▶ **MATERIALS PROVIDED**
---

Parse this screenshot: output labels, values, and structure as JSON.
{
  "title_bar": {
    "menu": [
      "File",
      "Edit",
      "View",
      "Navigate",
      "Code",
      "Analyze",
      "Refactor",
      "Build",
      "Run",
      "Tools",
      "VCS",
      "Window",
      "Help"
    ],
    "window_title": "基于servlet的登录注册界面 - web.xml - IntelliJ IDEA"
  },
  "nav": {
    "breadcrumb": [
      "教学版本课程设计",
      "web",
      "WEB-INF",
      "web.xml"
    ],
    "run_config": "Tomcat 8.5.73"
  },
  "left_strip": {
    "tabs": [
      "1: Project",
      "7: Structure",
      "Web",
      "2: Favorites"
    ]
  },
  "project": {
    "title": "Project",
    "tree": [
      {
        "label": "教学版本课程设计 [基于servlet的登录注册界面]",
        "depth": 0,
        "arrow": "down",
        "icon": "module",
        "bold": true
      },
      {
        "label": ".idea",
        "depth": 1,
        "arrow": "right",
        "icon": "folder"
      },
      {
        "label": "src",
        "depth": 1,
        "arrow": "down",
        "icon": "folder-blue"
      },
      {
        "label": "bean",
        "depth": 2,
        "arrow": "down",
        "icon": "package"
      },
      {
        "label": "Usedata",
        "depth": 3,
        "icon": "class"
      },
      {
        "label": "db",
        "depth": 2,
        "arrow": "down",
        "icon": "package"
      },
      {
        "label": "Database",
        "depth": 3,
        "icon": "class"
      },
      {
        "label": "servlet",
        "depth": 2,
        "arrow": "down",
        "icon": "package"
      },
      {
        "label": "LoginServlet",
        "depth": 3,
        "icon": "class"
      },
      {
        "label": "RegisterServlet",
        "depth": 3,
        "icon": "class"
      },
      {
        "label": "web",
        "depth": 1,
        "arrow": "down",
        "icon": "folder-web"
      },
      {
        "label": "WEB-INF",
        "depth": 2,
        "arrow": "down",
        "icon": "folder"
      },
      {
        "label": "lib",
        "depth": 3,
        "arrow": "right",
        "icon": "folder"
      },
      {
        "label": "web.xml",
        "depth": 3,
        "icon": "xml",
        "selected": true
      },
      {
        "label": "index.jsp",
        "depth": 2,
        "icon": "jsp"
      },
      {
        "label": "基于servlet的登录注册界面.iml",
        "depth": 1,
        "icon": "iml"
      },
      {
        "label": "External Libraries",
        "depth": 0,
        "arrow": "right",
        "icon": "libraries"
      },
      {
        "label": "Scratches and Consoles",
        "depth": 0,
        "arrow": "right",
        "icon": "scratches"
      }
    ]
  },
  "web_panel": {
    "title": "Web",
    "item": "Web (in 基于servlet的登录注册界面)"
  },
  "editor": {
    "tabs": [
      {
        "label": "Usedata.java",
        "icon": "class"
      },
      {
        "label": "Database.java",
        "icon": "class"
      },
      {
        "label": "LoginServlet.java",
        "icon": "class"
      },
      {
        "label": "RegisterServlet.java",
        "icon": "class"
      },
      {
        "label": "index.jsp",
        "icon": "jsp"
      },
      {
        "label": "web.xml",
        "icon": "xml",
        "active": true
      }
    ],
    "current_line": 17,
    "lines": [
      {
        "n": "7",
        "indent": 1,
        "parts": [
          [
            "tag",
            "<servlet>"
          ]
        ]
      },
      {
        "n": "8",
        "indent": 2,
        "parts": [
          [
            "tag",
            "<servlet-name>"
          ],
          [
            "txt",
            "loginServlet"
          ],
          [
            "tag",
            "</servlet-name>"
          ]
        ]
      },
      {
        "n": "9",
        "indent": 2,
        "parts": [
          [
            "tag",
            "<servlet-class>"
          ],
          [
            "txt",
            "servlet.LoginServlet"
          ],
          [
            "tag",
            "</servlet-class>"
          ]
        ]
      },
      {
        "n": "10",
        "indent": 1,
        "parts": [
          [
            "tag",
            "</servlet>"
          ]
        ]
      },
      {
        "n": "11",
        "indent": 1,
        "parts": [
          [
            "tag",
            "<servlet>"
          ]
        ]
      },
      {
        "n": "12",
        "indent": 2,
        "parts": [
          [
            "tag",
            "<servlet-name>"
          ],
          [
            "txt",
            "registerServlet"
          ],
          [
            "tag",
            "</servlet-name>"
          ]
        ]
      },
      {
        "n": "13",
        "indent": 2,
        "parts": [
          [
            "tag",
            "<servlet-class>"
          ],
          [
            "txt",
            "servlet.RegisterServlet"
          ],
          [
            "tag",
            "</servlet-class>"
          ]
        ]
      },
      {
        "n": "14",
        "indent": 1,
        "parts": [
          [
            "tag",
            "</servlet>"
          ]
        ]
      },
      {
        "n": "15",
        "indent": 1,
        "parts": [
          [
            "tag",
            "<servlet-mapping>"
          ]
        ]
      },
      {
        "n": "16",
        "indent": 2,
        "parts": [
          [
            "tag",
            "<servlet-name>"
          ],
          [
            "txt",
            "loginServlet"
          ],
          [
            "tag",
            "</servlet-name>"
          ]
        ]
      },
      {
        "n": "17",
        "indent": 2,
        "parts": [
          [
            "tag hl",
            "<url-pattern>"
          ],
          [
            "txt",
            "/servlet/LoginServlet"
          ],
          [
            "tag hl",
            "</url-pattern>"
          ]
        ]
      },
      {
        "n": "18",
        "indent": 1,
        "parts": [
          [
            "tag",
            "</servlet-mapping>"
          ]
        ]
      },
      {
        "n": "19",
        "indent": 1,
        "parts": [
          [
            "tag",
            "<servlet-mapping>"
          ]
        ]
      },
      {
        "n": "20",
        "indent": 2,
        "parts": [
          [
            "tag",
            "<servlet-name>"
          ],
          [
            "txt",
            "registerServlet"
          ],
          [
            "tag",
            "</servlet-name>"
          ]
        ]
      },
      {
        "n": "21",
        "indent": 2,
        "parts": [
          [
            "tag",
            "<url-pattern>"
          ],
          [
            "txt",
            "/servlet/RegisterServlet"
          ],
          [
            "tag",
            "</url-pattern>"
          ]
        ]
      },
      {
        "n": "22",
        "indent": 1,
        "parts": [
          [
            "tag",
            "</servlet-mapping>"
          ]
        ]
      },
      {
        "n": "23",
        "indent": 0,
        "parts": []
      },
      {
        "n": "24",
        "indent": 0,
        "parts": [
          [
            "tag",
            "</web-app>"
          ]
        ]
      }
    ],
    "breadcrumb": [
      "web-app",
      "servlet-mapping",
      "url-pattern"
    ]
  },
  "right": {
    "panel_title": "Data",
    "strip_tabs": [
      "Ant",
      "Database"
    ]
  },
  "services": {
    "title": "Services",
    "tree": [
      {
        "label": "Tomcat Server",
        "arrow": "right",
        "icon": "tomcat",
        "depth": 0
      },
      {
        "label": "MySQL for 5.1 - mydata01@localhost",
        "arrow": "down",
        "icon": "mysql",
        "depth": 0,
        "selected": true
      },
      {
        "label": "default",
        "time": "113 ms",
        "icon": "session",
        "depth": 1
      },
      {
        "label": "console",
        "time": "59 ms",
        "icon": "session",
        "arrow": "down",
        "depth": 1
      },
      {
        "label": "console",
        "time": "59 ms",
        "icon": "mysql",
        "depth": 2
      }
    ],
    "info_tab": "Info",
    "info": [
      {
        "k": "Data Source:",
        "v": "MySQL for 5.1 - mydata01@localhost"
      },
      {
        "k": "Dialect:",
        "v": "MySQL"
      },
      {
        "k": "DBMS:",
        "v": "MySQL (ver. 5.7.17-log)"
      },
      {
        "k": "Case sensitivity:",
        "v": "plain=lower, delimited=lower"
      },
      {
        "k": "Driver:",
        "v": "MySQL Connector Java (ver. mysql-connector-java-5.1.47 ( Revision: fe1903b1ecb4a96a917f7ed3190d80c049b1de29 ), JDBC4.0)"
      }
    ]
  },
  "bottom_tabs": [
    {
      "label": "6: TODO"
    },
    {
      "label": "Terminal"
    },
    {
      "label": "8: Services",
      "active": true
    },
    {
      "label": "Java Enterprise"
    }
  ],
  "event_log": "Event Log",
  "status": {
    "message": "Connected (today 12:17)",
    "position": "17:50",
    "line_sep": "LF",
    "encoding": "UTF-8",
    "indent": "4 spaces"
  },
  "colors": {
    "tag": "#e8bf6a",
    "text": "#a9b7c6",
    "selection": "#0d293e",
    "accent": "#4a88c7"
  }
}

---

▶ **WHAT THIS TASK INVOLVES**
Look through the entries above; copy each line where the string "基于servlet的登录注册界面" appears.

▶ **RESULT FOR THIS EXERCISE**
    "window_title": "基于servlet的登录注册界面 - web.xml - IntelliJ IDEA"
        "label": "教学版本课程设计 [基于servlet的登录注册界面]",
        "label": "基于servlet的登录注册界面.iml",
    "item": "Web (in 基于servlet的登录注册界面)"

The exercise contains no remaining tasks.